A run of records:
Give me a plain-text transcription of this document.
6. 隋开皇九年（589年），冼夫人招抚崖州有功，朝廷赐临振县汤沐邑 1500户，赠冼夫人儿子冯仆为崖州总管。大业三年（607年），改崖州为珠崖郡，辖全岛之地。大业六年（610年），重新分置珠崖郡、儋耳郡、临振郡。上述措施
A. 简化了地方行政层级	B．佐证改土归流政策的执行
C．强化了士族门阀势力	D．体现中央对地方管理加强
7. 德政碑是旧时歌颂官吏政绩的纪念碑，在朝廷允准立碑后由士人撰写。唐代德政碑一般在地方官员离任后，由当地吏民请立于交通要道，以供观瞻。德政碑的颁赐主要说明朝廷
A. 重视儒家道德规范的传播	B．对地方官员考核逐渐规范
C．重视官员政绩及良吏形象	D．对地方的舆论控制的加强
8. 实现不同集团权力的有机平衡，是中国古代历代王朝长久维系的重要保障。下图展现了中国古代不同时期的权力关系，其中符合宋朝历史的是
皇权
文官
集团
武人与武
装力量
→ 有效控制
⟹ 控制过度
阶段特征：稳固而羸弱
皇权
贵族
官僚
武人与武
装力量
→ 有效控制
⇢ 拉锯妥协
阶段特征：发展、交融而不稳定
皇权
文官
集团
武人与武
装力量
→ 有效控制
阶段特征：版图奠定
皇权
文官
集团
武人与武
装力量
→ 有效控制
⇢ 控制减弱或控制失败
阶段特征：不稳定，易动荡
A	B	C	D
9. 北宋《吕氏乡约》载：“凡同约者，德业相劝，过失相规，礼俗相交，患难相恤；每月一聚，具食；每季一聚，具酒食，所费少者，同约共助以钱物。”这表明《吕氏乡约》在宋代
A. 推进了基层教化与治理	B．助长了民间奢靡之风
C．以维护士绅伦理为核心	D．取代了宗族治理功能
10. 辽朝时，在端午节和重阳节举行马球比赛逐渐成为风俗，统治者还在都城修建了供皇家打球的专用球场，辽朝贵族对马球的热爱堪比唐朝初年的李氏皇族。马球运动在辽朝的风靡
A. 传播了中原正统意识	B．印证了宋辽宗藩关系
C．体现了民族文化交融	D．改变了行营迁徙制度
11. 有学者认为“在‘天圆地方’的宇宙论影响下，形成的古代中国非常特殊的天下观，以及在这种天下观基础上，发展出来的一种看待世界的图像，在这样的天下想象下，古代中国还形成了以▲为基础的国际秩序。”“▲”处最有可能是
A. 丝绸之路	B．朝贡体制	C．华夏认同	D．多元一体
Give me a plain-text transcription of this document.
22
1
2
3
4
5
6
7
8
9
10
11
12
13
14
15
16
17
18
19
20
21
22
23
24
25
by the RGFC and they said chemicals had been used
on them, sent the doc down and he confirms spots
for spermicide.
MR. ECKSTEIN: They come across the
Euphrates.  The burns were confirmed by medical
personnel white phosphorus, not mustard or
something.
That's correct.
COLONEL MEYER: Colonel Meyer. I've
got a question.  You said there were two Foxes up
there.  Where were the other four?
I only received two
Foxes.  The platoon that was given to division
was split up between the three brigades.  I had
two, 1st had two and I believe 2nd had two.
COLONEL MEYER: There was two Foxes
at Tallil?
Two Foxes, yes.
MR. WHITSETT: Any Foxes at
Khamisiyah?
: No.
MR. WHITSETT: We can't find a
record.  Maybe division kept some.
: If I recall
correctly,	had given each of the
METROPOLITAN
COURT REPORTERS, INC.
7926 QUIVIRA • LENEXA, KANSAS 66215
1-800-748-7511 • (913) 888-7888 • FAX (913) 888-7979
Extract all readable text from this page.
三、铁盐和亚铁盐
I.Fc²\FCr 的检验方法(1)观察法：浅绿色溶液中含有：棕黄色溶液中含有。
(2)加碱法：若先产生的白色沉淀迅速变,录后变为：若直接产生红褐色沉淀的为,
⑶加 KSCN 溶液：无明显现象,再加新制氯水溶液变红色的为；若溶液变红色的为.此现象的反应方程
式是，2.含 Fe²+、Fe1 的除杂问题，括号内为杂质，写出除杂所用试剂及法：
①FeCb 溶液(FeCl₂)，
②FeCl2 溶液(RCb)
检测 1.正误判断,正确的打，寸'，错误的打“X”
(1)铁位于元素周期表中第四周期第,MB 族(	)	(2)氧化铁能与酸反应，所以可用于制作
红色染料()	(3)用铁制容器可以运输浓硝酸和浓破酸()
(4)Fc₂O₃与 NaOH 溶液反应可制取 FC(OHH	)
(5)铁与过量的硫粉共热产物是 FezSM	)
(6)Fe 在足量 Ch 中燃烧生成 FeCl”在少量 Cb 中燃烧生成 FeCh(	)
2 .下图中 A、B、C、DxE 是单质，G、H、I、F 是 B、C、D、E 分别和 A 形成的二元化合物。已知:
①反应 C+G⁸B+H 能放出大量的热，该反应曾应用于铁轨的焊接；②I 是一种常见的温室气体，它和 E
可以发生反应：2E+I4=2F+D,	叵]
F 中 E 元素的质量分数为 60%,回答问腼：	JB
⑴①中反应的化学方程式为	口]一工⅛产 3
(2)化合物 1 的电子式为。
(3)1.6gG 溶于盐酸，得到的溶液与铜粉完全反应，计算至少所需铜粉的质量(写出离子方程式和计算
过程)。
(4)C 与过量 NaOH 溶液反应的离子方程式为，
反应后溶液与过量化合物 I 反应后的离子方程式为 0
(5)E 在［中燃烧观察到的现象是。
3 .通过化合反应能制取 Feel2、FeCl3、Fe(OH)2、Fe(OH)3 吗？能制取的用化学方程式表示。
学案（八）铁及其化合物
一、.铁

## PROMPT
Begin with the line containing "Extract all readable text from this page." and repeat each line exactly until the records above end.

## OUTPUT FOR THIS TASK
Extract all readable text from this page.
三、铁盐和亚铁盐
I.Fc²\FCr 的检验方法(1)观察法：浅绿色溶液中含有：棕黄色溶液中含有。
(2)加碱法：若先产生的白色沉淀迅速变,录后变为：若直接产生红褐色沉淀的为,
⑶加 KSCN 溶液：无明显现象,再加新制氯水溶液变红色的为；若溶液变红色的为.此现象的反应方程
式是，2.含 Fe²+、Fe1 的除杂问题，括号内为杂质，写出除杂所用试剂及法：
①FeCb 溶液(FeCl₂)，
②FeCl2 溶液(RCb)
检测 1.正误判断,正确的打，寸'，错误的打“X”
(1)铁位于元素周期表中第四周期第,MB 族(	)	(2)氧化铁能与酸反应，所以可用于制作
红色染料()	(3)用铁制容器可以运输浓硝酸和浓破酸()
(4)Fc₂O₃与 NaOH 溶液反应可制取 FC(OHH	)
(5)铁与过量的硫粉共热产物是 FezSM	)
(6)Fe 在足量 Ch 中燃烧生成 FeCl”在少量 Cb 中燃烧生成 FeCh(	)
2 .下图中 A、B、C、DxE 是单质，G、H、I、F 是 B、C、D、E 分别和 A 形成的二元化合物。已知:
①反应 C+G⁸B+H 能放出大量的热，该反应曾应用于铁轨的焊接；②I 是一种常见的温室气体，它和 E
可以发生反应：2E+I4=2F+D,	叵]
F 中 E 元素的质量分数为 60%,回答问腼：	JB
⑴①中反应的化学方程式为	口]一工⅛产 3
(2)化合物 1 的电子式为。
(3)1.6gG 溶于盐酸，得到的溶液与铜粉完全反应，计算至少所需铜粉的质量(写出离子方程式和计算
过程)。
(4)C 与过量 NaOH 溶液反应的离子方程式为，
反应后溶液与过量化合物 I 反应后的离子方程式为 0
(5)E 在［中燃烧观察到的现象是。
3 .通过化合反应能制取 Feel2、FeCl3、Fe(OH)2、Fe(OH)3 吗？能制取的用化学方程式表示。
学案（八）铁及其化合物
一、.铁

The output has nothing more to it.